> [What the task asks]:
Only lines holding the string "Type" are wanted; copy each one from the material.

(Data records)
::::::::::

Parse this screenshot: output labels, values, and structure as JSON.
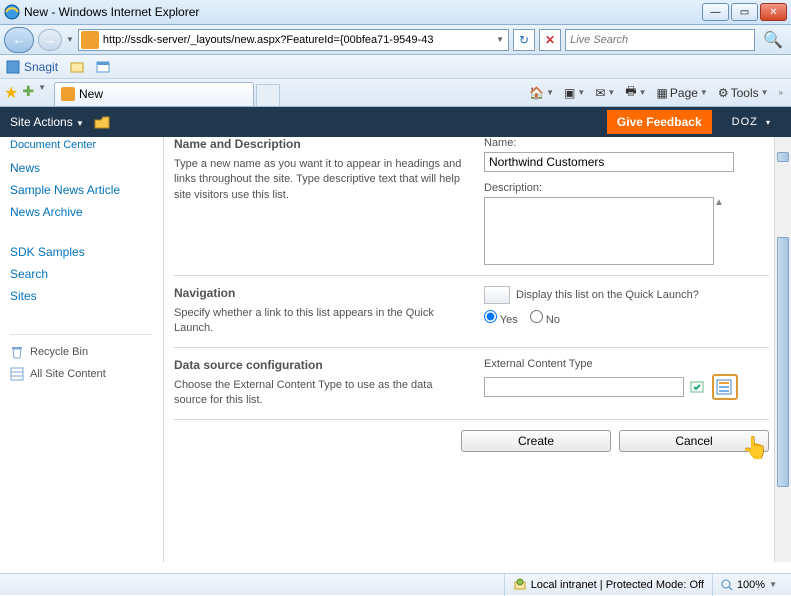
{
  "window": {
    "title": "New - Windows Internet Explorer"
  },
  "nav": {
    "url": "http://ssdk-server/_layouts/new.aspx?FeatureId={00bfea71-9549-43",
    "search_placeholder": "Live Search"
  },
  "linksbar": {
    "snagit": "Snagit"
  },
  "tab": {
    "title": "New"
  },
  "tools": {
    "page": "Page",
    "tools": "Tools"
  },
  "ribbon": {
    "site_actions": "Site Actions",
    "feedback": "Give Feedback",
    "user": "DOZ"
  },
  "leftnav": {
    "truncated": "Document Center",
    "items": [
      "News",
      "Sample News Article",
      "News Archive"
    ],
    "items2": [
      "SDK Samples",
      "Search",
      "Sites"
    ],
    "recycle": "Recycle Bin",
    "allcontent": "All Site Content"
  },
  "sections": {
    "name": {
      "title": "Name and Description",
      "desc": "Type a new name as you want it to appear in headings and links throughout the site. Type descriptive text that will help site visitors use this list.",
      "name_label": "Name:",
      "name_value": "Northwind Customers",
      "desc_label": "Description:"
    },
    "navsec": {
      "title": "Navigation",
      "desc": "Specify whether a link to this list appears in the Quick Launch.",
      "prompt": "Display this list on the Quick Launch?",
      "yes": "Yes",
      "no": "No"
    },
    "dsc": {
      "title": "Data source configuration",
      "desc": "Choose the External Content Type to use as the data source for this list.",
      "label": "External Content Type"
    }
  },
  "buttons": {
    "create": "Create",
    "cancel": "Cancel"
  },
  "status": {
    "zone": "Local intranet | Protected Mode: Off",
    "zoom": "100%"
  }
}
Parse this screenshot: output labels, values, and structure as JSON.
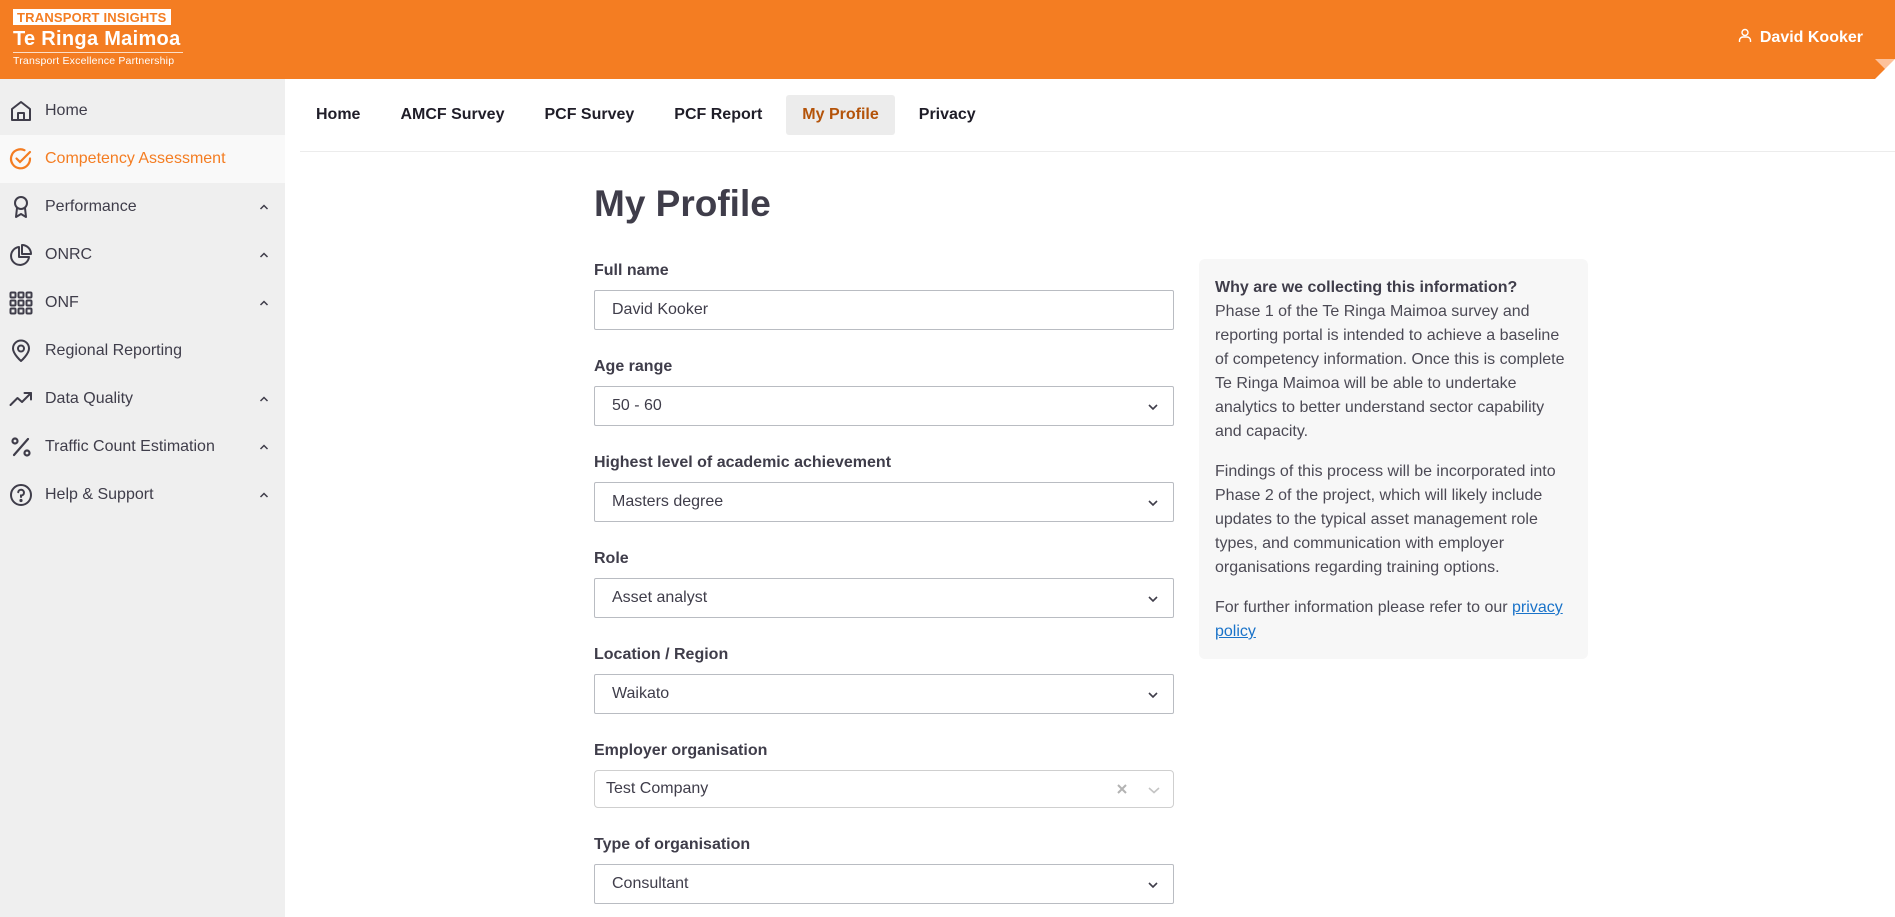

::::::::::

> [Output]:
      "desc": "Type a new name as you want it to appear in headings and links throughout the site. Type descriptive text that will help site visitors use this list.",
      "desc": "Choose the External Content Type to use as the data source for this list.",
      "label": "External Content Type"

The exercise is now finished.